## [WORK REQUIRED]
Search the material for the string "offset", then return every line where it is found.

** begin MATERIALS PROVIDED **

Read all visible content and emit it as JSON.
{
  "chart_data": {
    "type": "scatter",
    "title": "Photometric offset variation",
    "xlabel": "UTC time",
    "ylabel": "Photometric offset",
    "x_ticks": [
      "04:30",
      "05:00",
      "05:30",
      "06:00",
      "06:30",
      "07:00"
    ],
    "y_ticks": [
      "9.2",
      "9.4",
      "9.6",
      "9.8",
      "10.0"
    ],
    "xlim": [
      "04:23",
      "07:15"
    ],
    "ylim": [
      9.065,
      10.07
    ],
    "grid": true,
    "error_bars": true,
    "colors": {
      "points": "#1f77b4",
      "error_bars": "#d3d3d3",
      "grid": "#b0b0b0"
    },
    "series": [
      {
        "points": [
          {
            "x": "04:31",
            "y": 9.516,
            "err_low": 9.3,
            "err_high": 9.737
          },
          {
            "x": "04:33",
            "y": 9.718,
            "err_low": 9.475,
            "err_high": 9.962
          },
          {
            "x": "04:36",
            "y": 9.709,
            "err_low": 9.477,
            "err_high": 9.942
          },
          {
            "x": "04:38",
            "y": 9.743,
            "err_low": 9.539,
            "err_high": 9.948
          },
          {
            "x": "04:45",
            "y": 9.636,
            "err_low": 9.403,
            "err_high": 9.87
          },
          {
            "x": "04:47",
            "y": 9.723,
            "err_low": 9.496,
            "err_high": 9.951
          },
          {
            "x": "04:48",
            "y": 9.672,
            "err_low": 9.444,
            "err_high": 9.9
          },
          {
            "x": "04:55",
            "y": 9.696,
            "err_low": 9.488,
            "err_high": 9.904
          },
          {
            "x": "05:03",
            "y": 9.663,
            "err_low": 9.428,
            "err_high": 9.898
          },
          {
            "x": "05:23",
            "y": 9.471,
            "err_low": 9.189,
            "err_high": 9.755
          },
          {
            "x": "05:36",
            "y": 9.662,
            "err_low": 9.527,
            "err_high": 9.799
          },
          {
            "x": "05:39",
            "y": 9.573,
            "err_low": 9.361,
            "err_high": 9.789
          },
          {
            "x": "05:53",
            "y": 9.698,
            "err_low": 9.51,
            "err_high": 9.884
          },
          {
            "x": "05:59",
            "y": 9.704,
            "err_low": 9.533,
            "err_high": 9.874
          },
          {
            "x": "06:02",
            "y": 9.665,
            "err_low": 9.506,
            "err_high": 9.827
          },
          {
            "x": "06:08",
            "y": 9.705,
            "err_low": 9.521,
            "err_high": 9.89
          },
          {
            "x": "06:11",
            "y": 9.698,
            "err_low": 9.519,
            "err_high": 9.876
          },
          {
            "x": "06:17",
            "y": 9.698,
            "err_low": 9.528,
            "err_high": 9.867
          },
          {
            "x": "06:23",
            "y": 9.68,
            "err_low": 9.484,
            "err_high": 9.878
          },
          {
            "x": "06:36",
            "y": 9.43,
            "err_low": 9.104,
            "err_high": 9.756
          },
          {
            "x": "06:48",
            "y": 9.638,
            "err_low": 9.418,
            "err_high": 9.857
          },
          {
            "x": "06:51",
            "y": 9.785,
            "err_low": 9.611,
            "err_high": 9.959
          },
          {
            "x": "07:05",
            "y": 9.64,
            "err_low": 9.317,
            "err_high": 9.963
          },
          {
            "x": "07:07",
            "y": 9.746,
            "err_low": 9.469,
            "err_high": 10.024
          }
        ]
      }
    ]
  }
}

** end MATERIALS PROVIDED **
** begin MATERIALS PROVIDED **

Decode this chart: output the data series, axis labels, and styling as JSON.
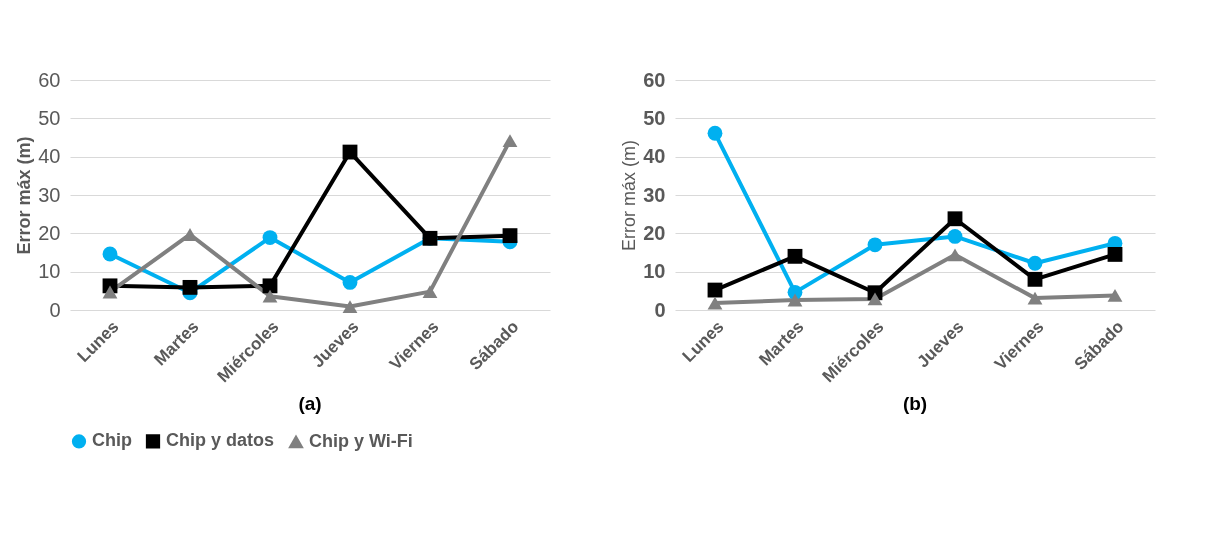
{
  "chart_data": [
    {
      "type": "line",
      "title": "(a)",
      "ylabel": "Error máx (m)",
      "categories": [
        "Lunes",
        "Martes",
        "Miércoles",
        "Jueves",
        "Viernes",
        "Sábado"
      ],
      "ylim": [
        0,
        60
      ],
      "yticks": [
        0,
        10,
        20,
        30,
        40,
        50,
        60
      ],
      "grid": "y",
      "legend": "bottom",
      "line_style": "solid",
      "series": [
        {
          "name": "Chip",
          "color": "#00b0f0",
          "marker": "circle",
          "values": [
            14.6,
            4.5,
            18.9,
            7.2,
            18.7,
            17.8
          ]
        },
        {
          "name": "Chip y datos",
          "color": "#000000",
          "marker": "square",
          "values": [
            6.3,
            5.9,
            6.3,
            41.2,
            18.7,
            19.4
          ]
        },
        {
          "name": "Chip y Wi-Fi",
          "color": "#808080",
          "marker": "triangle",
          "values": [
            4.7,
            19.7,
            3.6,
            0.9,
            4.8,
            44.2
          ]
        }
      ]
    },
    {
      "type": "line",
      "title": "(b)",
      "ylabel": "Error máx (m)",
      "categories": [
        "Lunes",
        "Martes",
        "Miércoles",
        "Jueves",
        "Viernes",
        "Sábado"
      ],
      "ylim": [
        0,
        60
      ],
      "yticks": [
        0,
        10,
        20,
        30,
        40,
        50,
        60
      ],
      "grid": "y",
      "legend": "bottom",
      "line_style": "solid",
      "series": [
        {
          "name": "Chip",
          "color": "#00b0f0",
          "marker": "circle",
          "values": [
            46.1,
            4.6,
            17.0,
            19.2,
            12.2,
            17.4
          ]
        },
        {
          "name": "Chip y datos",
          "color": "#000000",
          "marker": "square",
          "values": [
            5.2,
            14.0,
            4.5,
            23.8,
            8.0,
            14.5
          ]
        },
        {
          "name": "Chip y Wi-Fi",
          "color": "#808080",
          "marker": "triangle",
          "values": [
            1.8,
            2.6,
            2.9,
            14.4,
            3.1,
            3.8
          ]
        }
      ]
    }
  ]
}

** end MATERIALS PROVIDED **

## [FINAL RESULT]
    "title": "Photometric offset variation",
    "ylabel": "Photometric offset",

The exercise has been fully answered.